* **Your task**: Omit the pictures, then reproduce every remaining record exactly.

^^^^

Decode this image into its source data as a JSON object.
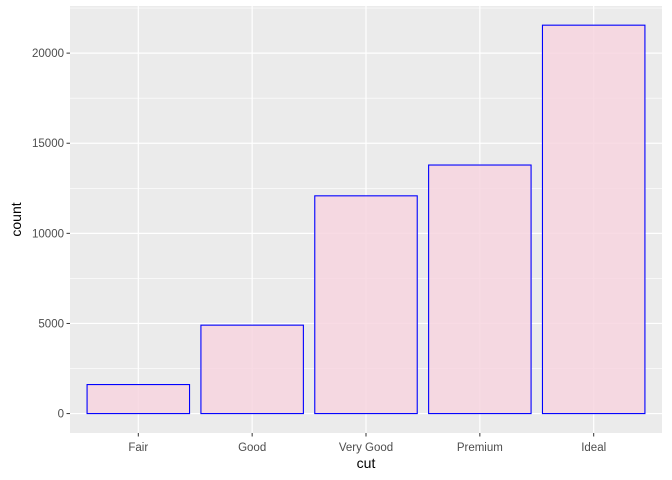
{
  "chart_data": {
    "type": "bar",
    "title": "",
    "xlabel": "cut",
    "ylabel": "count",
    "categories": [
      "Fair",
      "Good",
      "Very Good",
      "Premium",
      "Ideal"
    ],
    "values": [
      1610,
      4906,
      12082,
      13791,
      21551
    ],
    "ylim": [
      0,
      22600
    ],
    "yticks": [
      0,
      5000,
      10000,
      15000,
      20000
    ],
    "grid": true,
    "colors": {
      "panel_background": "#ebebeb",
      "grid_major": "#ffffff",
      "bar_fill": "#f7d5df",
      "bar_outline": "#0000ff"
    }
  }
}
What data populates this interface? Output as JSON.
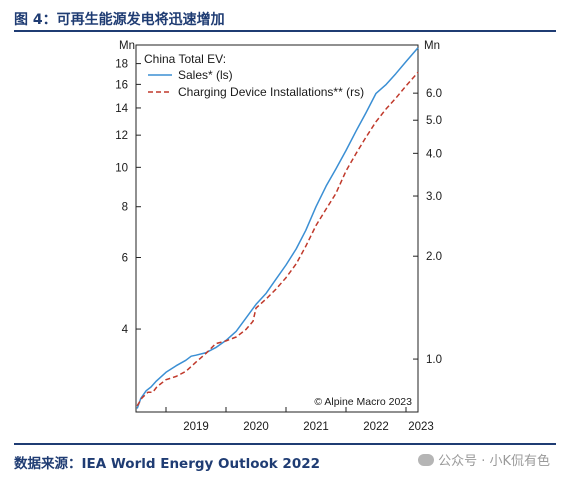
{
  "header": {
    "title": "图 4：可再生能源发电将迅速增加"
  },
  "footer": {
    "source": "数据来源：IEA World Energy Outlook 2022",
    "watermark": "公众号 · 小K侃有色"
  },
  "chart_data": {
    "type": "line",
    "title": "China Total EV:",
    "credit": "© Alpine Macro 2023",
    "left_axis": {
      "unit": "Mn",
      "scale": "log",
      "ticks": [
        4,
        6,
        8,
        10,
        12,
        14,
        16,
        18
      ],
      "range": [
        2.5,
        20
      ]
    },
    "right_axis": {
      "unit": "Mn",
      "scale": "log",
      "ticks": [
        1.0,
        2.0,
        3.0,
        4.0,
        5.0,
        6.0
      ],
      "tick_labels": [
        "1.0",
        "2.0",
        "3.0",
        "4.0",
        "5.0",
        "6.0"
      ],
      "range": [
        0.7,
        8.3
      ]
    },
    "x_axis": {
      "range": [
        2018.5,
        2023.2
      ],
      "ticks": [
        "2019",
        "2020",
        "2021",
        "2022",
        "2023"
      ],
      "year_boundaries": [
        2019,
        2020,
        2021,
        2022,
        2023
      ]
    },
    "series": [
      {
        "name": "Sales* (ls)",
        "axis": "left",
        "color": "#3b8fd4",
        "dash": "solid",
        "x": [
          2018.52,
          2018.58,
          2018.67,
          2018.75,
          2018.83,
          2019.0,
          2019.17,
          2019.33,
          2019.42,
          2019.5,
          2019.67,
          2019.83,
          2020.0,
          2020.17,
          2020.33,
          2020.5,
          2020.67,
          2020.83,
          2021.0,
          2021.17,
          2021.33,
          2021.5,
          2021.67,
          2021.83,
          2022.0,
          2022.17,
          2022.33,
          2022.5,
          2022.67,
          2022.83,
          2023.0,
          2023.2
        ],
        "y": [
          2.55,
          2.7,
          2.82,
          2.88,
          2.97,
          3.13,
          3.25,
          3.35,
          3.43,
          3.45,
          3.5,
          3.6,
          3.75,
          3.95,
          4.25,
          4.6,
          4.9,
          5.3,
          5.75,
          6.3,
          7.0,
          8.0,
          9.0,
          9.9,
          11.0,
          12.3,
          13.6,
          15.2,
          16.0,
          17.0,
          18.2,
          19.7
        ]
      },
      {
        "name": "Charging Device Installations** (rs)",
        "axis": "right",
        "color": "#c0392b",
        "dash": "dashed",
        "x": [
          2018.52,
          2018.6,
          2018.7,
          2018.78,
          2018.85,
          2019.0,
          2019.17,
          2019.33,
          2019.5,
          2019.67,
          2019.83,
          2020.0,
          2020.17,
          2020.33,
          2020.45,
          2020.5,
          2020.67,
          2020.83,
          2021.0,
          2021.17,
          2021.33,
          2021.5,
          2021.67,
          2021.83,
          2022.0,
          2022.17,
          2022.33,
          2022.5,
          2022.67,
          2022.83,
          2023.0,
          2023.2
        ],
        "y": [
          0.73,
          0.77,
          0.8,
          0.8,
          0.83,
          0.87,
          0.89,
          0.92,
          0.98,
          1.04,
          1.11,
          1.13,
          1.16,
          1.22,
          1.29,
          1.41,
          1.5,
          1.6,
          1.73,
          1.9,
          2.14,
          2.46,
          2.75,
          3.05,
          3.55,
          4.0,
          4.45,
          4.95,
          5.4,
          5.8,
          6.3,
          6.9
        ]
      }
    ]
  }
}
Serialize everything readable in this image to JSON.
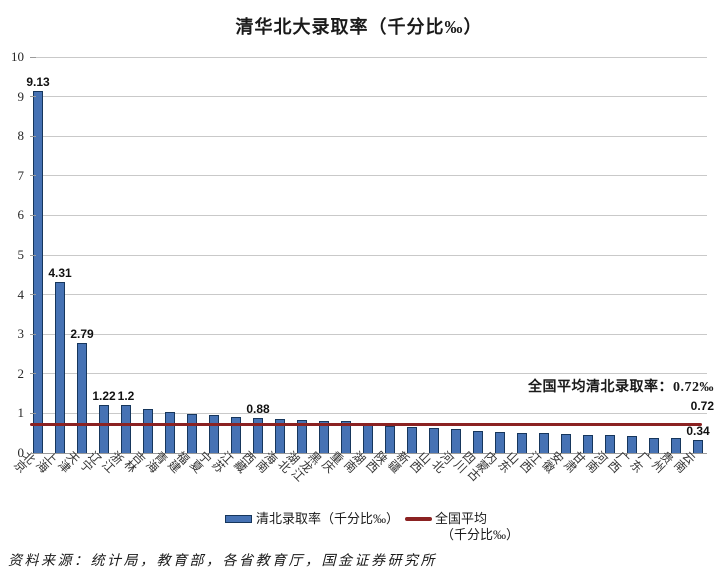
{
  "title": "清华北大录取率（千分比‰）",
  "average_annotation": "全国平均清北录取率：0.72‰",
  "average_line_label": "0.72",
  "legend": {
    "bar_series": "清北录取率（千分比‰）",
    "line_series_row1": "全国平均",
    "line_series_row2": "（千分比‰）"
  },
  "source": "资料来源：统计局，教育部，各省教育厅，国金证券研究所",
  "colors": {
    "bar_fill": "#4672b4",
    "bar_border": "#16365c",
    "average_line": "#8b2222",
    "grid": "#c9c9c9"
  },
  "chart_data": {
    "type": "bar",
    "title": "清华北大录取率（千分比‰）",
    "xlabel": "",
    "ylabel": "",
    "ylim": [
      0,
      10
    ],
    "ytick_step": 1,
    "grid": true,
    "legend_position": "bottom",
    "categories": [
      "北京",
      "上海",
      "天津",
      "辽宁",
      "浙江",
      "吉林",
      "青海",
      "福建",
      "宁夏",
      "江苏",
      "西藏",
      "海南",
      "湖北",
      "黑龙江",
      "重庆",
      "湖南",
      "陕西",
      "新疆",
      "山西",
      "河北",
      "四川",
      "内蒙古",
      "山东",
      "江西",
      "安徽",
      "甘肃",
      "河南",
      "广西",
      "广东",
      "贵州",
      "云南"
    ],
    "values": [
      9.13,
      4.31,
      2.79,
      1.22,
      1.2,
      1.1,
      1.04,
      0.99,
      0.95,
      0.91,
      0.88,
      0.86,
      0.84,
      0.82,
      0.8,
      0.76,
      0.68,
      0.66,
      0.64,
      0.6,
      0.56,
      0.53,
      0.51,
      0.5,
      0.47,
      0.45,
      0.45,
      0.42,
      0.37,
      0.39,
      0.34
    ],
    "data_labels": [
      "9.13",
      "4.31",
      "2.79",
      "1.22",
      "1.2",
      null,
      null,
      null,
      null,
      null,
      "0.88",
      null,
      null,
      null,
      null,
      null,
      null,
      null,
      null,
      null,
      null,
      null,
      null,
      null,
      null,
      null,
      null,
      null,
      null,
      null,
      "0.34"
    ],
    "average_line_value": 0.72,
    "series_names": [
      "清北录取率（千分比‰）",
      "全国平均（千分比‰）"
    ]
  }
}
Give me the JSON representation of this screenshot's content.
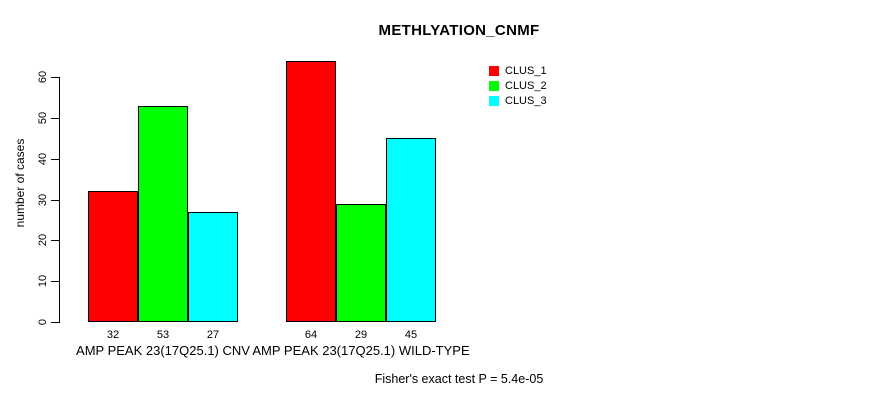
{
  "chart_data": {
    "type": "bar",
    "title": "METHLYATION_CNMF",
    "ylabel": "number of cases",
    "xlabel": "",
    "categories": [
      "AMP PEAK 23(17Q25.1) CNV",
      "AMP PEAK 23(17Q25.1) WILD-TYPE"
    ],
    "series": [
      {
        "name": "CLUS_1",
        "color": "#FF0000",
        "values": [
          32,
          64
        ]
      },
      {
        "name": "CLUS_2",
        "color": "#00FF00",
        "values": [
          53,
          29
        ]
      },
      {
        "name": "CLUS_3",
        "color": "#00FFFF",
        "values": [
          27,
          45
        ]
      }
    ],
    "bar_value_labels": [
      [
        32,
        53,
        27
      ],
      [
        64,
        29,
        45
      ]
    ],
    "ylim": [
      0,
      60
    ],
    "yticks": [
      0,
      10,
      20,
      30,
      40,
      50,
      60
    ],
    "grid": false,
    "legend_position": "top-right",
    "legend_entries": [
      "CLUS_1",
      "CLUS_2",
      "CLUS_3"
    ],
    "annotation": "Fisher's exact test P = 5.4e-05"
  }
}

^^^^

* **Correct response**:
Decode this image into its source data as a JSON object.
{
  "chart_data": {
    "type": "bar",
    "title": "",
    "xlabel": "cut",
    "ylabel": "count",
    "categories": [
      "Fair",
      "Good",
      "Very Good",
      "Premium",
      "Ideal"
    ],
    "values": [
      1610,
      4906,
      12082,
      13791,
      21551
    ],
    "ylim": [
      0,
      22600
    ],
    "yticks": [
      0,
      5000,
      10000,
      15000,
      20000
    ],
    "grid": true,
    "colors": {
      "panel_background": "#ebebeb",
      "grid_major": "#ffffff",
      "bar_fill": "#f7d5df",
      "bar_outline": "#0000ff"
    }
  }
}
What data populates this interface? Output as JSON.
{
  "header": {
    "title": "图 4：可再生能源发电将迅速增加"
  },
  "footer": {
    "source": "数据来源：IEA World Energy Outlook 2022",
    "watermark": "公众号 · 小K侃有色"
  },
  "chart_data": {
    "type": "line",
    "title": "China Total EV:",
    "credit": "© Alpine Macro 2023",
    "left_axis": {
      "unit": "Mn",
      "scale": "log",
      "ticks": [
        4,
        6,
        8,
        10,
        12,
        14,
        16,
        18
      ],
      "range": [
        2.5,
        20
      ]
    },
    "right_axis": {
      "unit": "Mn",
      "scale": "log",
      "ticks": [
        1.0,
        2.0,
        3.0,
        4.0,
        5.0,
        6.0
      ],
      "tick_labels": [
        "1.0",
        "2.0",
        "3.0",
        "4.0",
        "5.0",
        "6.0"
      ],
      "range": [
        0.7,
        8.3
      ]
    },
    "x_axis": {
      "range": [
        2018.5,
        2023.2
      ],
      "ticks": [
        "2019",
        "2020",
        "2021",
        "2022",
        "2023"
      ],
      "year_boundaries": [
        2019,
        2020,
        2021,
        2022,
        2023
      ]
    },
    "series": [
      {
        "name": "Sales* (ls)",
        "axis": "left",
        "color": "#3b8fd4",
        "dash": "solid",
        "x": [
          2018.52,
          2018.58,
          2018.67,
          2018.75,
          2018.83,
          2019.0,
          2019.17,
          2019.33,
          2019.42,
          2019.5,
          2019.67,
          2019.83,
          2020.0,
          2020.17,
          2020.33,
          2020.5,
          2020.67,
          2020.83,
          2021.0,
          2021.17,
          2021.33,
          2021.5,
          2021.67,
          2021.83,
          2022.0,
          2022.17,
          2022.33,
          2022.5,
          2022.67,
          2022.83,
          2023.0,
          2023.2
        ],
        "y": [
          2.55,
          2.7,
          2.82,
          2.88,
          2.97,
          3.13,
          3.25,
          3.35,
          3.43,
          3.45,
          3.5,
          3.6,
          3.75,
          3.95,
          4.25,
          4.6,
          4.9,
          5.3,
          5.75,
          6.3,
          7.0,
          8.0,
          9.0,
          9.9,
          11.0,
          12.3,
          13.6,
          15.2,
          16.0,
          17.0,
          18.2,
          19.7
        ]
      },
      {
        "name": "Charging Device Installations** (rs)",
        "axis": "right",
        "color": "#c0392b",
        "dash": "dashed",
        "x": [
          2018.52,
          2018.6,
          2018.7,
          2018.78,
          2018.85,
          2019.0,
          2019.17,
          2019.33,
          2019.5,
          2019.67,
          2019.83,
          2020.0,
          2020.17,
          2020.33,
          2020.45,
          2020.5,
          2020.67,
          2020.83,
          2021.0,
          2021.17,
          2021.33,
          2021.5,
          2021.67,
          2021.83,
          2022.0,
          2022.17,
          2022.33,
          2022.5,
          2022.67,
          2022.83,
          2023.0,
          2023.2
        ],
        "y": [
          0.73,
          0.77,
          0.8,
          0.8,
          0.83,
          0.87,
          0.89,
          0.92,
          0.98,
          1.04,
          1.11,
          1.13,
          1.16,
          1.22,
          1.29,
          1.41,
          1.5,
          1.6,
          1.73,
          1.9,
          2.14,
          2.46,
          2.75,
          3.05,
          3.55,
          4.0,
          4.45,
          4.95,
          5.4,
          5.8,
          6.3,
          6.9
        ]
      }
    ]
  }
}
Serialize everything readable in this image to JSON.
{
  "title": "清华北大录取率（千分比‰）",
  "average_annotation": "全国平均清北录取率：0.72‰",
  "average_line_label": "0.72",
  "legend": {
    "bar_series": "清北录取率（千分比‰）",
    "line_series_row1": "全国平均",
    "line_series_row2": "（千分比‰）"
  },
  "source": "资料来源：统计局，教育部，各省教育厅，国金证券研究所",
  "colors": {
    "bar_fill": "#4672b4",
    "bar_border": "#16365c",
    "average_line": "#8b2222",
    "grid": "#c9c9c9"
  },
  "chart_data": {
    "type": "bar",
    "title": "清华北大录取率（千分比‰）",
    "xlabel": "",
    "ylabel": "",
    "ylim": [
      0,
      10
    ],
    "ytick_step": 1,
    "grid": true,
    "legend_position": "bottom",
    "categories": [
      "北京",
      "上海",
      "天津",
      "辽宁",
      "浙江",
      "吉林",
      "青海",
      "福建",
      "宁夏",
      "江苏",
      "西藏",
      "海南",
      "湖北",
      "黑龙江",
      "重庆",
      "湖南",
      "陕西",
      "新疆",
      "山西",
      "河北",
      "四川",
      "内蒙古",
      "山东",
      "江西",
      "安徽",
      "甘肃",
      "河南",
      "广西",
      "广东",
      "贵州",
      "云南"
    ],
    "values": [
      9.13,
      4.31,
      2.79,
      1.22,
      1.2,
      1.1,
      1.04,
      0.99,
      0.95,
      0.91,
      0.88,
      0.86,
      0.84,
      0.82,
      0.8,
      0.76,
      0.68,
      0.66,
      0.64,
      0.6,
      0.56,
      0.53,
      0.51,
      0.5,
      0.47,
      0.45,
      0.45,
      0.42,
      0.37,
      0.39,
      0.34
    ],
    "data_labels": [
      "9.13",
      "4.31",
      "2.79",
      "1.22",
      "1.2",
      null,
      null,
      null,
      null,
      null,
      "0.88",
      null,
      null,
      null,
      null,
      null,
      null,
      null,
      null,
      null,
      null,
      null,
      null,
      null,
      null,
      null,
      null,
      null,
      null,
      null,
      "0.34"
    ],
    "average_line_value": 0.72,
    "series_names": [
      "清北录取率（千分比‰）",
      "全国平均（千分比‰）"
    ]
  }
}
Give me the JSON representation of this screenshot's content.
{
  "chart_data": {
    "type": "bar",
    "title": "METHLYATION_CNMF",
    "ylabel": "number of cases",
    "xlabel": "",
    "categories": [
      "AMP PEAK 23(17Q25.1) CNV",
      "AMP PEAK 23(17Q25.1) WILD-TYPE"
    ],
    "series": [
      {
        "name": "CLUS_1",
        "color": "#FF0000",
        "values": [
          32,
          64
        ]
      },
      {
        "name": "CLUS_2",
        "color": "#00FF00",
        "values": [
          53,
          29
        ]
      },
      {
        "name": "CLUS_3",
        "color": "#00FFFF",
        "values": [
          27,
          45
        ]
      }
    ],
    "bar_value_labels": [
      [
        32,
        53,
        27
      ],
      [
        64,
        29,
        45
      ]
    ],
    "ylim": [
      0,
      60
    ],
    "yticks": [
      0,
      10,
      20,
      30,
      40,
      50,
      60
    ],
    "grid": false,
    "legend_position": "top-right",
    "legend_entries": [
      "CLUS_1",
      "CLUS_2",
      "CLUS_3"
    ],
    "annotation": "Fisher's exact test P = 5.4e-05"
  }
}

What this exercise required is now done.